■ Description of the task
Extract each line of the material that follows exactly and omit its pictures.

Stored data entries:
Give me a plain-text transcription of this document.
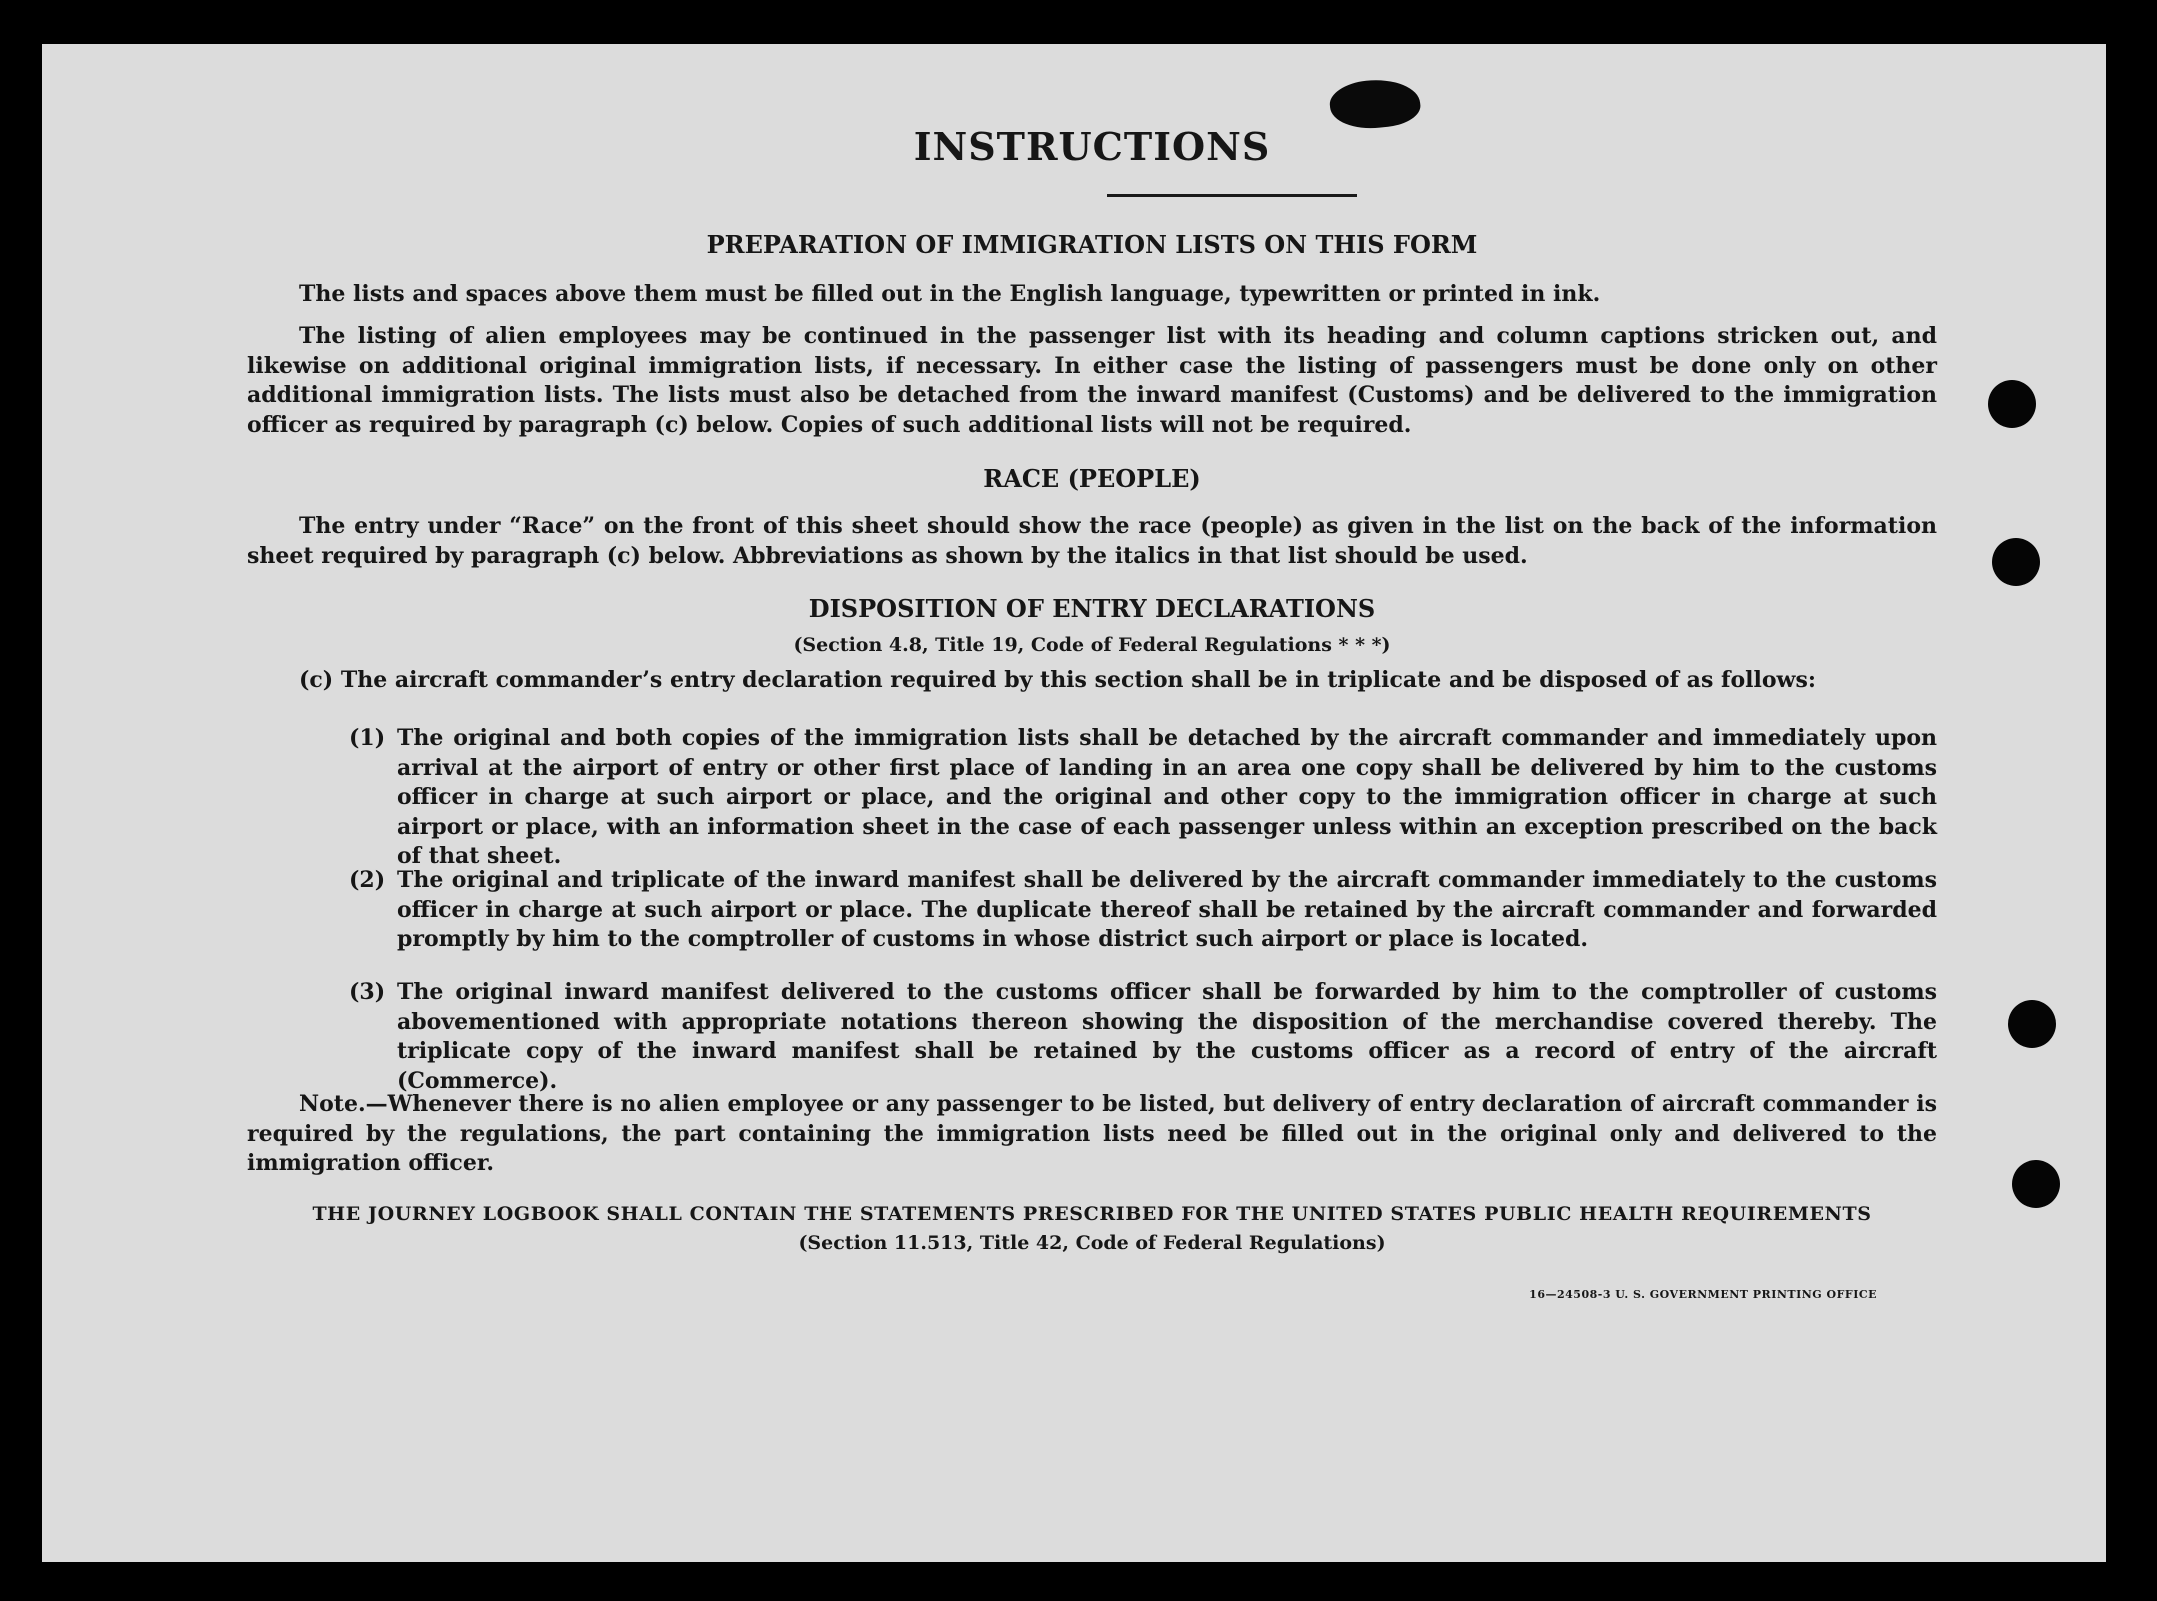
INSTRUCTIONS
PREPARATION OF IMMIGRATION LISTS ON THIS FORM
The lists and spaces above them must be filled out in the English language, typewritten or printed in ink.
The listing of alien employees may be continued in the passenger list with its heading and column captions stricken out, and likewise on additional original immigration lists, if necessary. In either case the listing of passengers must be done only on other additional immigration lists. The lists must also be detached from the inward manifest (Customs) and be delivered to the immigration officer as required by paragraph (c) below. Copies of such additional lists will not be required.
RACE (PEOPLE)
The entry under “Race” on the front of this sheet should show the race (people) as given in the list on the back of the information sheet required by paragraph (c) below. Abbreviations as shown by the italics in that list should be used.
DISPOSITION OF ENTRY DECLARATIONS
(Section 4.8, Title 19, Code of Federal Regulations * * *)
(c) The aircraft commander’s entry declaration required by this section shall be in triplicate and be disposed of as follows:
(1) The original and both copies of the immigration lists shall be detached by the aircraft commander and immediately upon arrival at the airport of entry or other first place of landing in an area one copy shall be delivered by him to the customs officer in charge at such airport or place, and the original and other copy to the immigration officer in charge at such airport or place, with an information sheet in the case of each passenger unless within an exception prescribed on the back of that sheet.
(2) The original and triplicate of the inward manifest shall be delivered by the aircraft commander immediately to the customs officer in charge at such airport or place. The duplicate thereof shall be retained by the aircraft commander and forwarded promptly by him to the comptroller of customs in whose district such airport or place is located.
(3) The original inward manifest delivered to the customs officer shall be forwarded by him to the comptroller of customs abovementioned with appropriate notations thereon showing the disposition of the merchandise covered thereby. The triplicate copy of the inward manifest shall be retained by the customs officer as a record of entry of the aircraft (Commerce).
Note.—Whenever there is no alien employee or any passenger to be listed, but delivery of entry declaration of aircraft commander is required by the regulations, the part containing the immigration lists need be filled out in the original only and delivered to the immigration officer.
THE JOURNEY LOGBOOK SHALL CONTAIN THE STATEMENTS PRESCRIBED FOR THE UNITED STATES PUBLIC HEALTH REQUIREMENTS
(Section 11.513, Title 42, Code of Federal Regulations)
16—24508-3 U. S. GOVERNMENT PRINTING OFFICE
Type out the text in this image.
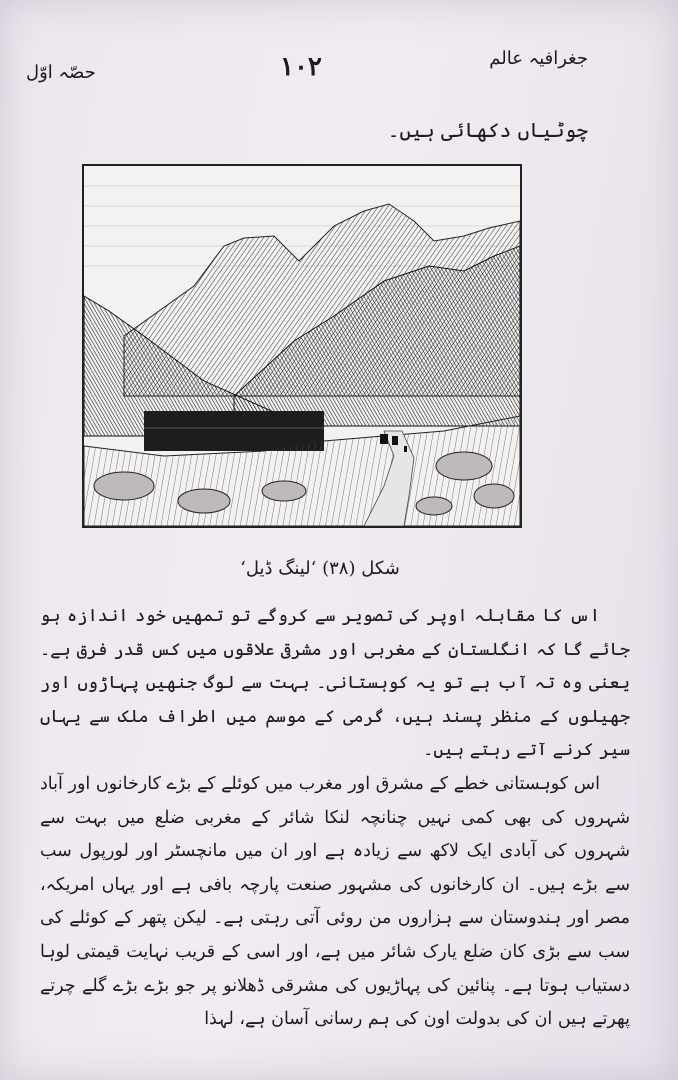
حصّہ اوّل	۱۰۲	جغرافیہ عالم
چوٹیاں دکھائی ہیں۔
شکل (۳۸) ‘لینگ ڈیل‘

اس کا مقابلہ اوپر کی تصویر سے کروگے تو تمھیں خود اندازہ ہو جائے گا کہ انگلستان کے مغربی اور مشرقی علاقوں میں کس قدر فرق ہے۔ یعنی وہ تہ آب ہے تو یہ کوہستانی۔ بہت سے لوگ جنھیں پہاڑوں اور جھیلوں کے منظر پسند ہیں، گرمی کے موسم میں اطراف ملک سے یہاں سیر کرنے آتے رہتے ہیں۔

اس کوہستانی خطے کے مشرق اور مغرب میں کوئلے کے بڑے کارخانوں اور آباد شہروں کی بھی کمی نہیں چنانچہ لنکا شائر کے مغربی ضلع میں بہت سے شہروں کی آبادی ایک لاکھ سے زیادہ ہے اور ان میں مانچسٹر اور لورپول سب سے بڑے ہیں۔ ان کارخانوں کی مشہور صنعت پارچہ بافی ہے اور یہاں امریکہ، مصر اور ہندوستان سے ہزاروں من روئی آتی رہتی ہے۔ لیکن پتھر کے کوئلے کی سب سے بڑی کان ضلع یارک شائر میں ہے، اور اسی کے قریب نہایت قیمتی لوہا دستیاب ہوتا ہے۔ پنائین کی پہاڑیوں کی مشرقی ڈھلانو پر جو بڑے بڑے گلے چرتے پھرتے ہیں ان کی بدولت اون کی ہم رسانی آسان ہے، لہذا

■ Answer
Give me a plain-text transcription of this document.
INSTRUCTIONS
PREPARATION OF IMMIGRATION LISTS ON THIS FORM
The lists and spaces above them must be filled out in the English language, typewritten or printed in ink.
The listing of alien employees may be continued in the passenger list with its heading and column captions stricken out, and likewise on additional original immigration lists, if necessary. In either case the listing of passengers must be done only on other additional immigration lists. The lists must also be detached from the inward manifest (Customs) and be delivered to the immigration officer as required by paragraph (c) below. Copies of such additional lists will not be required.
RACE (PEOPLE)
The entry under “Race” on the front of this sheet should show the race (people) as given in the list on the back of the information sheet required by paragraph (c) below. Abbreviations as shown by the italics in that list should be used.
DISPOSITION OF ENTRY DECLARATIONS
(Section 4.8, Title 19, Code of Federal Regulations * * *)
(c) The aircraft commander’s entry declaration required by this section shall be in triplicate and be disposed of as follows:
(1) The original and both copies of the immigration lists shall be detached by the aircraft commander and immediately upon arrival at the airport of entry or other first place of landing in an area one copy shall be delivered by him to the customs officer in charge at such airport or place, and the original and other copy to the immigration officer in charge at such airport or place, with an information sheet in the case of each passenger unless within an exception prescribed on the back of that sheet.
(2) The original and triplicate of the inward manifest shall be delivered by the aircraft commander immediately to the customs officer in charge at such airport or place. The duplicate thereof shall be retained by the aircraft commander and forwarded promptly by him to the comptroller of customs in whose district such airport or place is located.
(3) The original inward manifest delivered to the customs officer shall be forwarded by him to the comptroller of customs abovementioned with appropriate notations thereon showing the disposition of the merchandise covered thereby. The triplicate copy of the inward manifest shall be retained by the customs officer as a record of entry of the aircraft (Commerce).
Note.—Whenever there is no alien employee or any passenger to be listed, but delivery of entry declaration of aircraft commander is required by the regulations, the part containing the immigration lists need be filled out in the original only and delivered to the immigration officer.
THE JOURNEY LOGBOOK SHALL CONTAIN THE STATEMENTS PRESCRIBED FOR THE UNITED STATES PUBLIC HEALTH REQUIREMENTS
(Section 11.513, Title 42, Code of Federal Regulations)
16—24508-3 U. S. GOVERNMENT PRINTING OFFICE
Type out the text in this image.
حصّہ اوّل	۱۰۲	جغرافیہ عالم
چوٹیاں دکھائی ہیں۔
شکل (۳۸) ‘لینگ ڈیل‘

اس کا مقابلہ اوپر کی تصویر سے کروگے تو تمھیں خود اندازہ ہو جائے گا کہ انگلستان کے مغربی اور مشرقی علاقوں میں کس قدر فرق ہے۔ یعنی وہ تہ آب ہے تو یہ کوہستانی۔ بہت سے لوگ جنھیں پہاڑوں اور جھیلوں کے منظر پسند ہیں، گرمی کے موسم میں اطراف ملک سے یہاں سیر کرنے آتے رہتے ہیں۔

اس کوہستانی خطے کے مشرق اور مغرب میں کوئلے کے بڑے کارخانوں اور آباد شہروں کی بھی کمی نہیں چنانچہ لنکا شائر کے مغربی ضلع میں بہت سے شہروں کی آبادی ایک لاکھ سے زیادہ ہے اور ان میں مانچسٹر اور لورپول سب سے بڑے ہیں۔ ان کارخانوں کی مشہور صنعت پارچہ بافی ہے اور یہاں امریکہ، مصر اور ہندوستان سے ہزاروں من روئی آتی رہتی ہے۔ لیکن پتھر کے کوئلے کی سب سے بڑی کان ضلع یارک شائر میں ہے، اور اسی کے قریب نہایت قیمتی لوہا دستیاب ہوتا ہے۔ پنائین کی پہاڑیوں کی مشرقی ڈھلانو پر جو بڑے بڑے گلے چرتے پھرتے ہیں ان کی بدولت اون کی ہم رسانی آسان ہے، لہذا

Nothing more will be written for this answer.